Write the listing out again, all of it, word for word.

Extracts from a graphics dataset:
• • •

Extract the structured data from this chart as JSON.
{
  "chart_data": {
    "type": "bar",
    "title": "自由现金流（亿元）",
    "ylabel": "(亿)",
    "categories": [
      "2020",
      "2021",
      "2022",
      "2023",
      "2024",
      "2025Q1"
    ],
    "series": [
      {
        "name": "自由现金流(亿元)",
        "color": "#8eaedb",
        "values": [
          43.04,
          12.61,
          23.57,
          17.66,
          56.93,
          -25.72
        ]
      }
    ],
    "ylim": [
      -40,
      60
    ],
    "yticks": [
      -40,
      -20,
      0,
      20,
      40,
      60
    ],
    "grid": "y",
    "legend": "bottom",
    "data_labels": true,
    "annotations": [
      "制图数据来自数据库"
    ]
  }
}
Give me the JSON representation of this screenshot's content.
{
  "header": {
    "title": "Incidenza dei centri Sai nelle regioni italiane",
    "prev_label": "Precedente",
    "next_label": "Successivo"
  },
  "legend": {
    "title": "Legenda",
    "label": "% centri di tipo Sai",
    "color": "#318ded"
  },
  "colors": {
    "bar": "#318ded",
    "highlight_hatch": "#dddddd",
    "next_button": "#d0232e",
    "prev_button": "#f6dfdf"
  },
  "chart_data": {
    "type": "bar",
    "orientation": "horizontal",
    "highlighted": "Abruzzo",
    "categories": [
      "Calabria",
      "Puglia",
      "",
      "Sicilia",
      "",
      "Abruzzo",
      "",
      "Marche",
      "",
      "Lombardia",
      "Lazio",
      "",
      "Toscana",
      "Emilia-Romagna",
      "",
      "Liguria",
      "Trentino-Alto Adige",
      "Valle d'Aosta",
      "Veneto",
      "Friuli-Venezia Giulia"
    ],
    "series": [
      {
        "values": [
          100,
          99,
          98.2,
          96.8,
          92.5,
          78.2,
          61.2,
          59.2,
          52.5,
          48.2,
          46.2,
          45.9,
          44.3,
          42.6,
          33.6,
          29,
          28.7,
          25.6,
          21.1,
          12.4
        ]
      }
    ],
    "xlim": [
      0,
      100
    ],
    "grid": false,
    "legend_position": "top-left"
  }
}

• • •

Result:
Extract the structured data from this chart as JSON.
{
  "chart_data": {
    "type": "bar",
    "title": "自由现金流（亿元）",
    "ylabel": "(亿)",
    "categories": [
      "2020",
      "2021",
      "2022",
      "2023",
      "2024",
      "2025Q1"
    ],
    "series": [
      {
        "name": "自由现金流(亿元)",
        "color": "#8eaedb",
        "values": [
          43.04,
          12.61,
          23.57,
          17.66,
          56.93,
          -25.72
        ]
      }
    ],
    "ylim": [
      -40,
      60
    ],
    "yticks": [
      -40,
      -20,
      0,
      20,
      40,
      60
    ],
    "grid": "y",
    "legend": "bottom",
    "data_labels": true,
    "annotations": [
      "制图数据来自数据库"
    ]
  }
}
Give me the JSON representation of this screenshot's content.
{
  "header": {
    "title": "Incidenza dei centri Sai nelle regioni italiane",
    "prev_label": "Precedente",
    "next_label": "Successivo"
  },
  "legend": {
    "title": "Legenda",
    "label": "% centri di tipo Sai",
    "color": "#318ded"
  },
  "colors": {
    "bar": "#318ded",
    "highlight_hatch": "#dddddd",
    "next_button": "#d0232e",
    "prev_button": "#f6dfdf"
  },
  "chart_data": {
    "type": "bar",
    "orientation": "horizontal",
    "highlighted": "Abruzzo",
    "categories": [
      "Calabria",
      "Puglia",
      "",
      "Sicilia",
      "",
      "Abruzzo",
      "",
      "Marche",
      "",
      "Lombardia",
      "Lazio",
      "",
      "Toscana",
      "Emilia-Romagna",
      "",
      "Liguria",
      "Trentino-Alto Adige",
      "Valle d'Aosta",
      "Veneto",
      "Friuli-Venezia Giulia"
    ],
    "series": [
      {
        "values": [
          100,
          99,
          98.2,
          96.8,
          92.5,
          78.2,
          61.2,
          59.2,
          52.5,
          48.2,
          46.2,
          45.9,
          44.3,
          42.6,
          33.6,
          29,
          28.7,
          25.6,
          21.1,
          12.4
        ]
      }
    ],
    "xlim": [
      0,
      100
    ],
    "grid": false,
    "legend_position": "top-left"
  }
}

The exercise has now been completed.